Immunofluorescence with anti-NF200 antibody revealed axonal loss in white mater in lesions containing cell infiltrates where reduced myelin staining was seen (Fig. 2C, right insets).

GFAP and AQP4 immunofluorescence is shown in Fig. 3. AQP4 expression was seen mainly in GFAP-positive astrocytes in control wildtype mice. EAE induction in wildtype mice produced increased GFAP and AQP4 expression around lesions (demarcated by arrows), but near absence of GFAP and AQP4 immunofluorescence within lesions. AQP4 immunofluorescence was absent in AQP4 null mice, as expected, though there was often seen a mild increase in GFAP immunofluorescence.

thumbnailFigure 3. GFAP and AQP4 in spinal cord. GFP immunofluorescence (green) and AQP4 immunofluorescence (red) shown with DAPI (blue) stained nuclei. Representative sections shown from EAE-induced wildtype (+/+) and AQP4 null (-/-) mice, and control wildtype mice. Arrows point toward EAE lesion.

Fig. 4A shows representative hematoxylin and eosin-stained sections of brain (left) and a summary of histological scores (right). As in spinal cord sections, clearly more mononuclear cell infiltration was seen in the MOG-treated wildtype mice. The cell infiltrates in brain were CD45 positive (Fig. 4B), as seen in spinal cord.

thumbnailFigure 4. Brain following EAE induction. A. (left) Representative hematoxylin and eosin stained brain sections from EAE-induced wildtype (+/+) and AQP4 null (-/-) mice, and control (non-MOG-treated) wildtype mice. Arrows denote mononuclear cell infiltrates. All scale bars: 100 μm. (right) Histological score (S.E., p < 0.001). B. CD45 immunohistochemistry. Arrows denote CD45-positive lymphocytes.

Discussion

Our data show marked attenuation in the severity of EAE in mice lacking AQP4. The reduced clinical severity, with virtual absence of clinical signs, is consistent with the reduced inflammatory cell infiltration in brain and spinal cord of AQP4 null mice. Whether AQP4 is similarly involved in other neuroinflammatory diseases of the CNS is unknown. We previously reported improved clinical outcome in a mouse model of bacterial meningitis, with greatly reduced meningeal inflammation [22], though it was not possible to isolate effects of AQP4 on inflammation versus brain water accumulation and intracranial pressure elevation. The EAE model here is not associated with significant brain swelling or intracranial pressure elevation.

--

* [What you will do]:
**1)** Return the part of the AQP4 and EAE passage from "Our data show" to "or intracranial pressure elevation.", copied word for word.
**2)** Carry the AQP4 and EAE passage forward from its last sentence.

--

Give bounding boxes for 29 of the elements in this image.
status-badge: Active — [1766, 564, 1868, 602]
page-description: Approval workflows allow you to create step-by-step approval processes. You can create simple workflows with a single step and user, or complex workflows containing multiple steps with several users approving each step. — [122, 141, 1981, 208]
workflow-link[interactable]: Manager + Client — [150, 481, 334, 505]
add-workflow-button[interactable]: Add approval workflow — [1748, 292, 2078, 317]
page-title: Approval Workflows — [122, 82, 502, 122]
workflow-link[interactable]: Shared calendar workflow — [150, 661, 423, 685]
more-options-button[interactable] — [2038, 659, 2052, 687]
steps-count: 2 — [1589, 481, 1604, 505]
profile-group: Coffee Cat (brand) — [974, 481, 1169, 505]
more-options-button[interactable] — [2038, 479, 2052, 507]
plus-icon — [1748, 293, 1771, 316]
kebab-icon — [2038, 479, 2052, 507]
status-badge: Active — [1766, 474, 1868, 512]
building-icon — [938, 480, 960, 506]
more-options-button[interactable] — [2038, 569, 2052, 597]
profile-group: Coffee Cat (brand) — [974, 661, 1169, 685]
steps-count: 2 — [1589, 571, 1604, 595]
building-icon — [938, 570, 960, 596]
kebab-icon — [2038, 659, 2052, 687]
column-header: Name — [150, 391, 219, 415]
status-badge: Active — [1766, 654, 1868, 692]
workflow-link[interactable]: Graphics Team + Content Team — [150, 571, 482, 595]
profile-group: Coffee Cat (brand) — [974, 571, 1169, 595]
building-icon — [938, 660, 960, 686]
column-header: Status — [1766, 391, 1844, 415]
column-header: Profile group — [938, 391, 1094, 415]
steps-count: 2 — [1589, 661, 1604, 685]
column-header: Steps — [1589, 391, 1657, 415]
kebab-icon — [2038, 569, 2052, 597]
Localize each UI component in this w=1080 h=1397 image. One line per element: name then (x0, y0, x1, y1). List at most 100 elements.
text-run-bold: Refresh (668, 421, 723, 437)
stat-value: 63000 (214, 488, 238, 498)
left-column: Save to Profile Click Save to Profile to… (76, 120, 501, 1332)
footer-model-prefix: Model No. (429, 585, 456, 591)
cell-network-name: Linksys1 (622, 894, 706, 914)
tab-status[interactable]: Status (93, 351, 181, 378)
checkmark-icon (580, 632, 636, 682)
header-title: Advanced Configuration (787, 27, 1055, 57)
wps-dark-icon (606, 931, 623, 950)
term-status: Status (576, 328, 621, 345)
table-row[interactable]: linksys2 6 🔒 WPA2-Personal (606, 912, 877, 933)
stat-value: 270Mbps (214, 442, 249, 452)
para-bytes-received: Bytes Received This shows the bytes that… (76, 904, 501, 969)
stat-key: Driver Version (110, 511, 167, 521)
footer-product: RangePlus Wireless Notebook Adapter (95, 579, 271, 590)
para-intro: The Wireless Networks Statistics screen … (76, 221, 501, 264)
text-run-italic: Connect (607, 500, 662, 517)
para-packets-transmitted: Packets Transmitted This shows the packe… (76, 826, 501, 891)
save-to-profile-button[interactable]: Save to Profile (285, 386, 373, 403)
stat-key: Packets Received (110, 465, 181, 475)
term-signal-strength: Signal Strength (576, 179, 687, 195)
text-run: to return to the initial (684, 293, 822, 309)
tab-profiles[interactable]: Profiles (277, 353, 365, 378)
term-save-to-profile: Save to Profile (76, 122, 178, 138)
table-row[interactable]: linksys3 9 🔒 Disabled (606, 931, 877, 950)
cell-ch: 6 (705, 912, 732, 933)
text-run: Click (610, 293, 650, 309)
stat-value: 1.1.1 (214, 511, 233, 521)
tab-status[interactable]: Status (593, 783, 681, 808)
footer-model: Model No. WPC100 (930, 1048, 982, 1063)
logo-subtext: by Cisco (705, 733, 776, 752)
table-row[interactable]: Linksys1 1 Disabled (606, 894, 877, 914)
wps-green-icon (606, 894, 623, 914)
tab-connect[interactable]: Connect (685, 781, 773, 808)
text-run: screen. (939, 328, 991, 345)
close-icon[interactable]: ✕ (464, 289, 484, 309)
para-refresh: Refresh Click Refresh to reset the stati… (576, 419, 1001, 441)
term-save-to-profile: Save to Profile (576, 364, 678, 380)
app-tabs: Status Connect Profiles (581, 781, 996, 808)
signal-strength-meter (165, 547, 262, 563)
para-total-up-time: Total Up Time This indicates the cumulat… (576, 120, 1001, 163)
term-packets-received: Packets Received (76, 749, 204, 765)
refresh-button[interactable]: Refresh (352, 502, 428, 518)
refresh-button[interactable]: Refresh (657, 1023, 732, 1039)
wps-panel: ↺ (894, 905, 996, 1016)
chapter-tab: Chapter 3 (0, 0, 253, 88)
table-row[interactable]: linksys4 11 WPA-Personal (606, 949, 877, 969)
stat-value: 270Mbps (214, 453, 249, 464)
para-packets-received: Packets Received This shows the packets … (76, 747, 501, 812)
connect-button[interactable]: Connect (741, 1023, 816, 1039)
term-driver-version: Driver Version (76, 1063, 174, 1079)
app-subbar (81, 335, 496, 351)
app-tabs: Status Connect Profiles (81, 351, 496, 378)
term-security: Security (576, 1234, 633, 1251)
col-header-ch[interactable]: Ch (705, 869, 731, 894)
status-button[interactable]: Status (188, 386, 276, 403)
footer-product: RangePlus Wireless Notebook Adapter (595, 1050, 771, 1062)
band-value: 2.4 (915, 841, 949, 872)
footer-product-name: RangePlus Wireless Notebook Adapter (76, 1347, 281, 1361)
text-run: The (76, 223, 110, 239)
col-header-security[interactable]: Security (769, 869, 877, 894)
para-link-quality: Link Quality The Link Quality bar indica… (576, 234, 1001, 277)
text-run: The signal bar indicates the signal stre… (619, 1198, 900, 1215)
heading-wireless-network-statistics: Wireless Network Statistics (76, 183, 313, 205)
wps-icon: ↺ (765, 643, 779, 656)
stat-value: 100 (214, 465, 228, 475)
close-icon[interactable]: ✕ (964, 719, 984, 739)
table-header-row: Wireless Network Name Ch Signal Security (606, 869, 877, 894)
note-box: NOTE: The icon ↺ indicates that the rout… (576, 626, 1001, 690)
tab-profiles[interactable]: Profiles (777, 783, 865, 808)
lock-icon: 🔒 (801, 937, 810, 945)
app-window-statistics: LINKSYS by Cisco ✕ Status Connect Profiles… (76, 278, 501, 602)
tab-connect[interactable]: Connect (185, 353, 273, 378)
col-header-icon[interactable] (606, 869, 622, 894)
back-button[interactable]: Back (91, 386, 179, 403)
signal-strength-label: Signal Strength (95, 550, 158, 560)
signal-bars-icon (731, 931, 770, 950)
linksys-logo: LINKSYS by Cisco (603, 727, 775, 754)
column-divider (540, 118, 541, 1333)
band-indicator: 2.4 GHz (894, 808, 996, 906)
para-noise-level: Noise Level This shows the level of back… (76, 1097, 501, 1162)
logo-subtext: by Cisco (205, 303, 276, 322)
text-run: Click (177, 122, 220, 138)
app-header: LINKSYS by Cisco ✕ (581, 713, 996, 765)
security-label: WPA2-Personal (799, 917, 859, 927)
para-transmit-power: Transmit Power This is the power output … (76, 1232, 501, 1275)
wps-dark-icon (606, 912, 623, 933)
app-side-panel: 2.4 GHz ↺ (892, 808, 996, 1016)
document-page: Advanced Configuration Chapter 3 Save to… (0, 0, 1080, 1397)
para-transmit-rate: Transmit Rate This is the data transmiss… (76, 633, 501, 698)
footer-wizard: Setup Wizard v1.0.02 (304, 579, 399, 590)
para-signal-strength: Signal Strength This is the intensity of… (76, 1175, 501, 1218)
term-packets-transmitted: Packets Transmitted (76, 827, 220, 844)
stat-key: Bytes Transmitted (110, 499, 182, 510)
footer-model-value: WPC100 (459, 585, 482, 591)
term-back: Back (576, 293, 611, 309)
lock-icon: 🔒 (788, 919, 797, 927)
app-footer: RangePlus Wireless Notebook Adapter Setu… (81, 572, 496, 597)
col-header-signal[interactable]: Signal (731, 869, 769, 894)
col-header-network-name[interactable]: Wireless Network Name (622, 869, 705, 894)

--

* [Answers for this exercise]:
**1)**
Our data show marked attenuation in the severity of EAE in mice lacking AQP4. The reduced clinical severity, with virtual absence of clinical signs, is consistent with the reduced inflammatory cell infiltration in brain and spinal cord of AQP4 null mice. Whether AQP4 is similarly involved in other neuroinflammatory diseases of the CNS is unknown. We previously reported improved clinical outcome in a mouse model of bacterial meningitis, with greatly reduced meningeal inflammation [22], though it was not possible to isolate effects of AQP4 on inflammation versus brain water accumulation and intracranial pressure elevation. The EAE model here is not associated with significant brain swelling or intracranial pressure elevation.

**2)**
The mechanisms are not known by which AQP4 expression is associated with increased inflammation in EAE. The association of NMO with AQP4 autoantibodies suggests the possibility of a local inflammatory response involving AQP4. Whether an immune response directly against AQP4 occurs in EAE is not known, nor is it known whether AQP4 expression might exacerbate the astrocyte response to injury because of increased cell swelling and delayed K+ uptake from the extracellular space. Another possibility, based on AQP4 biology, is local alterations in brain water content in the region of the inflammatory lesions. Other possible mechanisms include AQP4-dependent differences in the concentrations of excitatory neurotransmitters, in astrocyte activation and migration, and in inflammatory cell movement into lesions across the blood-brain barrier and brain parenchyma. Investigation of these possibilities will likely present a considerable challenge.

Conclusion

In conclusion, our studies implicate AQP4 as a novel determinant of the severity of EAE. The increased AQP4 expression reported in EAE around inflammatory lesions likely amplifies the response in a positive feedback manner, increasing the difference in response between wildtype and AQP4 null mice. As such, compounds that interfere with the upregulated expression of AQP4, or perhaps that reduce AQP4 function or plasma membrane expression, may be of clinical benefit in selected neuroinflammatory diseases of the CNS.

Methods

Mice

AQP4 null mice in a C57BL/6 genetic background were obtained by >10 back-crosses of mice generated by targeted gene disruption (originally in a CD1 genetic background [18]). Studies were performed on eight-to-twelve week old weight-matched, female C57BL/6 wildtype and AQP4 null mice. Mice were maintained in air-filtered cages and fed normal mouse chow in the U.C.S.F. Animal Care facility. All procedures were approved by the U.C.S.F. Committee on Animal Research.

Peptide

MOG35–55 (single letter amino acid code: H-MEVGWYRSPFSRVVHLYRNGK-OH) was synthesized by Biomatik (Wilmington, DE). The peptide was > 98% pure.

Induction and clinical scoring of EAE

A 1:1 emulsion was made containing 400 μg MOG35–55 in complete Fruend's adjuvant supplemented with 4 mg/ml Mycobacterium tuberculosis H37Ra (Sigma). According to standard procedures [20,21], mice were injected 0.1 ml of the emulsion subcutaneously, distributed over three sites along the midline of the back between the shoulders. Mice were injected intravenously with 200 ng pertussis toxin 24 and 48 hours later. Control mice were treated identically except for exclusion of MOG peptide. Mice were boosted subcutaneously with 400 μg MOG35–55 in incomplete Fruend's adjuvant one week after the initial immunization. Mice were assess daily for clinical signs using the following scoring: 0, normal mouse; no signs of disease; 1, limp tail or hind limb weakness, but not both; 2, limp tail and hind limb weakness; 3, partial hind limb paralysis; 4, complete hind limb paralysis. Eight MOG-treated wildtype and five AQP4 null mice were used for clinical assessment and histological studies, and four control wildtype and four control AQP4 null mice.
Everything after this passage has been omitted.